• **To do**: Please give the listing again in its entirety, exactly as written.

— START —

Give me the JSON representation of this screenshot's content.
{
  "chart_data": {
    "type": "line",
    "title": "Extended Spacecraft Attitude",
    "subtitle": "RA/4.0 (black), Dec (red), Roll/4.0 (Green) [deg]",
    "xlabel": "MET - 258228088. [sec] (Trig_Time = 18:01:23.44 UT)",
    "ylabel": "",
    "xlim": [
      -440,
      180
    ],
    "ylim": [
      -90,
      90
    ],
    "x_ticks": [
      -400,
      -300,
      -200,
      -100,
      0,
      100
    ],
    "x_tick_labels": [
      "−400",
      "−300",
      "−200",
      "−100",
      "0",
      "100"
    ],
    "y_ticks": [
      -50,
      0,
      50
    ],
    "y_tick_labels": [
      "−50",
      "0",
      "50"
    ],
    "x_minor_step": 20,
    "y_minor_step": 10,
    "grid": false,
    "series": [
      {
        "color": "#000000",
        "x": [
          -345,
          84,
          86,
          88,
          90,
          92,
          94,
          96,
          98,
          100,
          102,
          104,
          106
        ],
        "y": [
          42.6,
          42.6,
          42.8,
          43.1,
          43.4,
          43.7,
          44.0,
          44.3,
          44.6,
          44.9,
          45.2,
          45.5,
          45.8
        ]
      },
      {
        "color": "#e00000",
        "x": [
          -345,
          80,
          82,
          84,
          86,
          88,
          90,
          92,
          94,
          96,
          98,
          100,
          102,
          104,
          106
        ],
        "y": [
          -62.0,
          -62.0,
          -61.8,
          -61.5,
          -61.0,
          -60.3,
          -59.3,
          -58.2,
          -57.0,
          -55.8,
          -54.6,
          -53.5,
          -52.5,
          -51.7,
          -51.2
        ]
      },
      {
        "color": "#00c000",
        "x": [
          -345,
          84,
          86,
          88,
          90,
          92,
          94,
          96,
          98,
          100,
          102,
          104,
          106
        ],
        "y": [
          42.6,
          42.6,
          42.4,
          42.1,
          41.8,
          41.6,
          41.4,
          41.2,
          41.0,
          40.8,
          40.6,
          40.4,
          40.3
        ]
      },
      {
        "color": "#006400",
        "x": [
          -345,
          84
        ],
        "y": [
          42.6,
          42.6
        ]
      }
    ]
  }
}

— END —

• **Response**:
Give me the JSON representation of this screenshot's content.
{
  "chart_data": {
    "type": "line",
    "title": "Extended Spacecraft Attitude",
    "subtitle": "RA/4.0 (black), Dec (red), Roll/4.0 (Green) [deg]",
    "xlabel": "MET - 258228088. [sec] (Trig_Time = 18:01:23.44 UT)",
    "ylabel": "",
    "xlim": [
      -440,
      180
    ],
    "ylim": [
      -90,
      90
    ],
    "x_ticks": [
      -400,
      -300,
      -200,
      -100,
      0,
      100
    ],
    "x_tick_labels": [
      "−400",
      "−300",
      "−200",
      "−100",
      "0",
      "100"
    ],
    "y_ticks": [
      -50,
      0,
      50
    ],
    "y_tick_labels": [
      "−50",
      "0",
      "50"
    ],
    "x_minor_step": 20,
    "y_minor_step": 10,
    "grid": false,
    "series": [
      {
        "color": "#000000",
        "x": [
          -345,
          84,
          86,
          88,
          90,
          92,
          94,
          96,
          98,
          100,
          102,
          104,
          106
        ],
        "y": [
          42.6,
          42.6,
          42.8,
          43.1,
          43.4,
          43.7,
          44.0,
          44.3,
          44.6,
          44.9,
          45.2,
          45.5,
          45.8
        ]
      },
      {
        "color": "#e00000",
        "x": [
          -345,
          80,
          82,
          84,
          86,
          88,
          90,
          92,
          94,
          96,
          98,
          100,
          102,
          104,
          106
        ],
        "y": [
          -62.0,
          -62.0,
          -61.8,
          -61.5,
          -61.0,
          -60.3,
          -59.3,
          -58.2,
          -57.0,
          -55.8,
          -54.6,
          -53.5,
          -52.5,
          -51.7,
          -51.2
        ]
      },
      {
        "color": "#00c000",
        "x": [
          -345,
          84,
          86,
          88,
          90,
          92,
          94,
          96,
          98,
          100,
          102,
          104,
          106
        ],
        "y": [
          42.6,
          42.6,
          42.4,
          42.1,
          41.8,
          41.6,
          41.4,
          41.2,
          41.0,
          40.8,
          40.6,
          40.4,
          40.3
        ]
      },
      {
        "color": "#006400",
        "x": [
          -345,
          84
        ],
        "y": [
          42.6,
          42.6
        ]
      }
    ]
  }
}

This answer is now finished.